REQUIREMENTS →
How many lines of these entries hold the string "title"? Reply with the number alone.

────────

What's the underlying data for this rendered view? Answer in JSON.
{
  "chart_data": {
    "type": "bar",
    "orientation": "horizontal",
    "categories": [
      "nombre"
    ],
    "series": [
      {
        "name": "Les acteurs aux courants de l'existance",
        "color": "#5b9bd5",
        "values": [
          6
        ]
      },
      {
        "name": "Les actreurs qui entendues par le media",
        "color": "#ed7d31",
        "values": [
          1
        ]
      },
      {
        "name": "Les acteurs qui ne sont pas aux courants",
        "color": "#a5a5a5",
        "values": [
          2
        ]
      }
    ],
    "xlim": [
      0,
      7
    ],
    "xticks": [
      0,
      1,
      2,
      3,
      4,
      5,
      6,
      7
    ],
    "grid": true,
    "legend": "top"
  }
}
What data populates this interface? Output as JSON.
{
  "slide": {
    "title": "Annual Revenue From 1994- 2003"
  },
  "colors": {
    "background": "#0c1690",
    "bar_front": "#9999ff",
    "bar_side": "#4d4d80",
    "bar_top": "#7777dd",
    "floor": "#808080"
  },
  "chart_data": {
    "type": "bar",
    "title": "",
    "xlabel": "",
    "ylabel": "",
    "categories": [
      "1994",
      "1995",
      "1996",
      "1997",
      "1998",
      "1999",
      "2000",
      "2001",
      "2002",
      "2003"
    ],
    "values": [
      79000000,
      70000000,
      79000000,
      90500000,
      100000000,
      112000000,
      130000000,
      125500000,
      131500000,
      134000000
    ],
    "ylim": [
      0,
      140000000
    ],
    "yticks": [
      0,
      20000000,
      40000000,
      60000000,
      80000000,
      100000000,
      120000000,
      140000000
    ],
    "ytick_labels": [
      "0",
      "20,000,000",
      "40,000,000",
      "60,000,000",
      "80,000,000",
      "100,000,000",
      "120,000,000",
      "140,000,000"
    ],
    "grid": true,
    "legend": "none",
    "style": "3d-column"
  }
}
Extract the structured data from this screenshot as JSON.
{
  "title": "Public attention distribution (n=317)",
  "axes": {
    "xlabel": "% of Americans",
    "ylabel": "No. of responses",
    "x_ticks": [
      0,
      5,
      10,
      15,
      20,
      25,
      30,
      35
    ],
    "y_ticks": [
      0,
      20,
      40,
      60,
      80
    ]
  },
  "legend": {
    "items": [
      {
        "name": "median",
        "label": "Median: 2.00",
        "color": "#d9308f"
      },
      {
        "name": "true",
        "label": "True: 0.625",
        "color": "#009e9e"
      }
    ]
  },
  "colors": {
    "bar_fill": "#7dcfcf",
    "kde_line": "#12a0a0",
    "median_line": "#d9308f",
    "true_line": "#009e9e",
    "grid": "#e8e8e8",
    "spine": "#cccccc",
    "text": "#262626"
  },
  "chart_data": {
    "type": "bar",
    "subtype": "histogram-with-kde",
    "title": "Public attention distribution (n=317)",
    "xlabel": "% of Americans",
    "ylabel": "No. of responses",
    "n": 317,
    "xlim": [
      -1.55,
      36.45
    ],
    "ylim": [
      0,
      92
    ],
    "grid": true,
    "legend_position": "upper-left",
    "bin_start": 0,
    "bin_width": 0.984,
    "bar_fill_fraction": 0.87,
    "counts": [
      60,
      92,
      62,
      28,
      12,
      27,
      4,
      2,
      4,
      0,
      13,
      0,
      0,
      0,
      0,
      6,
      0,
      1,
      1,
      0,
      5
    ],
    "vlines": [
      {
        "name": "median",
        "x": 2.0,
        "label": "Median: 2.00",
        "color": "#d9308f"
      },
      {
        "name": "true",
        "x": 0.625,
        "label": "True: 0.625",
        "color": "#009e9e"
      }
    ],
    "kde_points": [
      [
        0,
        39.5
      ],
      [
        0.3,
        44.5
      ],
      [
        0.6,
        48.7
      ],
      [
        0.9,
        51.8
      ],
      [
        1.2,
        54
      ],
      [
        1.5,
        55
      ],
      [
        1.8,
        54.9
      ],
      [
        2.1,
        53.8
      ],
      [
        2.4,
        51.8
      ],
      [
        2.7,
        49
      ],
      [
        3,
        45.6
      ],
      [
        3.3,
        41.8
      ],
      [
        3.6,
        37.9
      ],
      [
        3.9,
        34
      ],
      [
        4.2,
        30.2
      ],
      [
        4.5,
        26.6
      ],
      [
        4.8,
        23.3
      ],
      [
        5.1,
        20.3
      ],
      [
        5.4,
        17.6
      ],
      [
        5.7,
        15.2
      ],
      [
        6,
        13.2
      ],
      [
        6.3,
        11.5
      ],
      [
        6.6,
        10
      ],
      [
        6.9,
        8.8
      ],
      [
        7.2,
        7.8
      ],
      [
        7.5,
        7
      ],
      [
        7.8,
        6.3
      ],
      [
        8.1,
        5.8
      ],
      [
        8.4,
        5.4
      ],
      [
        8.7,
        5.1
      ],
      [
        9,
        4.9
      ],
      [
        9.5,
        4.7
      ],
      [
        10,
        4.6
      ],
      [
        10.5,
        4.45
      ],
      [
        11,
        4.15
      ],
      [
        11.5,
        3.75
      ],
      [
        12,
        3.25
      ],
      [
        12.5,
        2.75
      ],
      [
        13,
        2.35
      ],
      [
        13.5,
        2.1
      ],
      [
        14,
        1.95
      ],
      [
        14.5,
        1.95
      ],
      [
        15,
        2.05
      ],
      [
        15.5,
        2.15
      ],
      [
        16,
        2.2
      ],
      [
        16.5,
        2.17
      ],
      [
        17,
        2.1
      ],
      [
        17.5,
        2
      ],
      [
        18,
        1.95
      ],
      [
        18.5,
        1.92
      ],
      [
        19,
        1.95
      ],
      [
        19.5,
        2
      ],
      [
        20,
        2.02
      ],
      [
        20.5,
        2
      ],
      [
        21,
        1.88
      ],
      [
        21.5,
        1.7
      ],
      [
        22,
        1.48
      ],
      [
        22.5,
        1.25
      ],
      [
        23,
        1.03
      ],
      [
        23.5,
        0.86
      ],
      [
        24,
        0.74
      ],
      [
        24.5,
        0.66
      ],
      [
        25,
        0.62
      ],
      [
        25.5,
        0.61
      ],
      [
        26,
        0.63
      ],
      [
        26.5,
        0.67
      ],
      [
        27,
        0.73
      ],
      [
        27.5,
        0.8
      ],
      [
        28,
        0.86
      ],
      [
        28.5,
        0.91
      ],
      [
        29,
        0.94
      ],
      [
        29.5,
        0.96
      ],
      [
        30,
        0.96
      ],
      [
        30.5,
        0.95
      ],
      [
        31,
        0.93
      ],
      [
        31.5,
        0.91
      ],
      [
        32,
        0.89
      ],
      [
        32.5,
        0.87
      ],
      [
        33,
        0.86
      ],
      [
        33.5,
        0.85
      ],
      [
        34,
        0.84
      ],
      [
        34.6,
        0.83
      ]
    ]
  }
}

────────

SOLUTION BELOW →
4